TO BE DONE: Recast the lines of the listing as a numbered list, leaving out any blank lines, starting from the first line and going through the line that contains "tablet-photo (25, 129, 474, 451)".
═════ INFORMATION GIVEN ═════
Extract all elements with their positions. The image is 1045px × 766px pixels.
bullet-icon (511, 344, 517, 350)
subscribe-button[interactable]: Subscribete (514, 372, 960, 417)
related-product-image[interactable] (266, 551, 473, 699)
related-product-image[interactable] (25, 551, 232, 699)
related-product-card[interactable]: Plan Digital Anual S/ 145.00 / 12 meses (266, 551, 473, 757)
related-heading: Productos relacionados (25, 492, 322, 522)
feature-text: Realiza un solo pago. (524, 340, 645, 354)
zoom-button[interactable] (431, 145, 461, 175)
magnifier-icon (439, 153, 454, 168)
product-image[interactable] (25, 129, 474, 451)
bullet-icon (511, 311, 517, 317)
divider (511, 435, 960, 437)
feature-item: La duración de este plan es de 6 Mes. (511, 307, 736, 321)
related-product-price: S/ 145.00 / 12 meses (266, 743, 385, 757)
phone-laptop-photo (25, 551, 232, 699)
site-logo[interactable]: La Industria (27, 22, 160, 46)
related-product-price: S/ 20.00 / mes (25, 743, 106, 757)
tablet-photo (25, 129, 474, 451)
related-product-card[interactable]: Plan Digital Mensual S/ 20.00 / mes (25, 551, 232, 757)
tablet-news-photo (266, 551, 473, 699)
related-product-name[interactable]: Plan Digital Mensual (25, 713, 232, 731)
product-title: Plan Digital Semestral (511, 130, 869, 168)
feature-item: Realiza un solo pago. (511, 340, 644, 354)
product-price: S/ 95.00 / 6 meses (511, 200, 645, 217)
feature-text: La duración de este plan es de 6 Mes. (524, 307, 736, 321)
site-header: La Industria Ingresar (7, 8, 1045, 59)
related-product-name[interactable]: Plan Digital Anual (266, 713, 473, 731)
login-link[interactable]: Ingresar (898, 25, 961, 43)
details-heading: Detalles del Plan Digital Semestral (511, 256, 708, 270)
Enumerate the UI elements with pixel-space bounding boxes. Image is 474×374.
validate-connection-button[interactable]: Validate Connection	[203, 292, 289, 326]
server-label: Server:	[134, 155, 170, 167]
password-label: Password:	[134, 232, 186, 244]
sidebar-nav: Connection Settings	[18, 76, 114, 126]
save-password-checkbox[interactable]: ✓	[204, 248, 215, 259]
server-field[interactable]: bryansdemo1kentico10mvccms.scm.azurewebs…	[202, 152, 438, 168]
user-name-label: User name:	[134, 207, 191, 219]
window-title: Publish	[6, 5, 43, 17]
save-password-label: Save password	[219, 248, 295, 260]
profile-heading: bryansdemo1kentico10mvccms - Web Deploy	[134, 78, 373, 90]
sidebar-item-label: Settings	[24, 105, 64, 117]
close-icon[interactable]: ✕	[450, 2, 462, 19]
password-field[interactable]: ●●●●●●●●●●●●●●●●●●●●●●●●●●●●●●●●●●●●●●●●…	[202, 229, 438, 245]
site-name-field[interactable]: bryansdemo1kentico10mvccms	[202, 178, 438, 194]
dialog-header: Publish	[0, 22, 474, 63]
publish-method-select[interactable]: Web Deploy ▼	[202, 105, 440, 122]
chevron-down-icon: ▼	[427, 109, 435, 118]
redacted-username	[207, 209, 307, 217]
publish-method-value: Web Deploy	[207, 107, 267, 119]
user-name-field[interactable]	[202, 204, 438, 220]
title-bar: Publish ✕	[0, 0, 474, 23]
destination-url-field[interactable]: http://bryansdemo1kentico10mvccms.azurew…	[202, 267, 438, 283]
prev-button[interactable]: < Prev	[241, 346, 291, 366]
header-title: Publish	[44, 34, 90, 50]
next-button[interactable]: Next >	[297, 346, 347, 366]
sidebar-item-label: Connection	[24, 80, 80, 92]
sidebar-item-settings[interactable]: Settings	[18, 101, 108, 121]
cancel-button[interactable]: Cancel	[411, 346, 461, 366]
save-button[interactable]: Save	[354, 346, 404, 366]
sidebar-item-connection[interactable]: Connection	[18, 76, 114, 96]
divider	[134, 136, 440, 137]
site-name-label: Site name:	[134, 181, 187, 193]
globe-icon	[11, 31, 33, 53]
═════
ANSWER BELOW:
1. Extract all elements with their positions. The image is 1045px × 766px pixels.
2. bullet-icon (511, 344, 517, 350)
3. subscribe-button[interactable]: Subscribete (514, 372, 960, 417)
4. related-product-image[interactable] (266, 551, 473, 699)
5. related-product-image[interactable] (25, 551, 232, 699)
6. related-product-card[interactable]: Plan Digital Anual S/ 145.00 / 12 meses (266, 551, 473, 757)
7. related-heading: Productos relacionados (25, 492, 322, 522)
8. feature-text: Realiza un solo pago. (524, 340, 645, 354)
9. zoom-button[interactable] (431, 145, 461, 175)
10. magnifier-icon (439, 153, 454, 168)
11. product-image[interactable] (25, 129, 474, 451)
12. bullet-icon (511, 311, 517, 317)
13. divider (511, 435, 960, 437)
14. feature-item: La duración de este plan es de 6 Mes. (511, 307, 736, 321)
15. related-product-price: S/ 145.00 / 12 meses (266, 743, 385, 757)
16. phone-laptop-photo (25, 551, 232, 699)
17. site-logo[interactable]: La Industria (27, 22, 160, 46)
18. related-product-price: S/ 20.00 / mes (25, 743, 106, 757)
19. tablet-photo (25, 129, 474, 451)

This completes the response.